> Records
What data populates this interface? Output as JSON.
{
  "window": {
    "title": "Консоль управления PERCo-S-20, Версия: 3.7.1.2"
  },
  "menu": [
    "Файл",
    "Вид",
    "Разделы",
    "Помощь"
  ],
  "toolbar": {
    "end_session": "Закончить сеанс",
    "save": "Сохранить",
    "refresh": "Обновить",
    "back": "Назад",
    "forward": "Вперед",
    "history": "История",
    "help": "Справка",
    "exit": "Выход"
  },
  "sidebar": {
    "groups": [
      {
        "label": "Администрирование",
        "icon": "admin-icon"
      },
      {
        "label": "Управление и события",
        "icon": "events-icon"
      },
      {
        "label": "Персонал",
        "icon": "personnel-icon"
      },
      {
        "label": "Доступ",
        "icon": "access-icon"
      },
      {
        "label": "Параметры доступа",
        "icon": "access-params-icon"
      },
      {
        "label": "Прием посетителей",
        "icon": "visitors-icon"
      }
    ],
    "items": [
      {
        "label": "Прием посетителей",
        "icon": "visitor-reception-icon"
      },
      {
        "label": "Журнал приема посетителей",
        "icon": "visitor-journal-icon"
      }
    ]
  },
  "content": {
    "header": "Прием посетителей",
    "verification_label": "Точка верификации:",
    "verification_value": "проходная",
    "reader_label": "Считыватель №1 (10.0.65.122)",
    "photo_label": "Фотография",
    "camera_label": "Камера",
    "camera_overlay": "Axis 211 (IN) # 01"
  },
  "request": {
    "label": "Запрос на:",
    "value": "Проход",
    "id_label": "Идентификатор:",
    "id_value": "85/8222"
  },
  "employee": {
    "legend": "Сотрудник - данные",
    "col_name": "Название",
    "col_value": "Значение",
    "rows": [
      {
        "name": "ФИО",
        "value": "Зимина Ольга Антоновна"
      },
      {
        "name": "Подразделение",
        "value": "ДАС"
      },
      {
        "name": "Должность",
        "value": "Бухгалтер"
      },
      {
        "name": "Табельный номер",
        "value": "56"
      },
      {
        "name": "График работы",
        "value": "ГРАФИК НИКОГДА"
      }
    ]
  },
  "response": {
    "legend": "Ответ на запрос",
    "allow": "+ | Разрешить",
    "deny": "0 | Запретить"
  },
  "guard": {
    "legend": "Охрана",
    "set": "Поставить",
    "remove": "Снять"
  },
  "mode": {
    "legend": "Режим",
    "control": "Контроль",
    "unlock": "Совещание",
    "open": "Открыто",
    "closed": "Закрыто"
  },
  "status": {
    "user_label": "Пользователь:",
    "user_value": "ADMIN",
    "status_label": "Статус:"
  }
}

> TASK DIRECTIONS
All lines above containing the string "icon" are to be collected.

> FULL SOLUTION
        "icon": "admin-icon"
        "icon": "events-icon"
        "icon": "personnel-icon"
        "icon": "access-icon"
        "icon": "access-params-icon"
        "icon": "visitors-icon"
        "icon": "visitor-reception-icon"
        "icon": "visitor-journal-icon"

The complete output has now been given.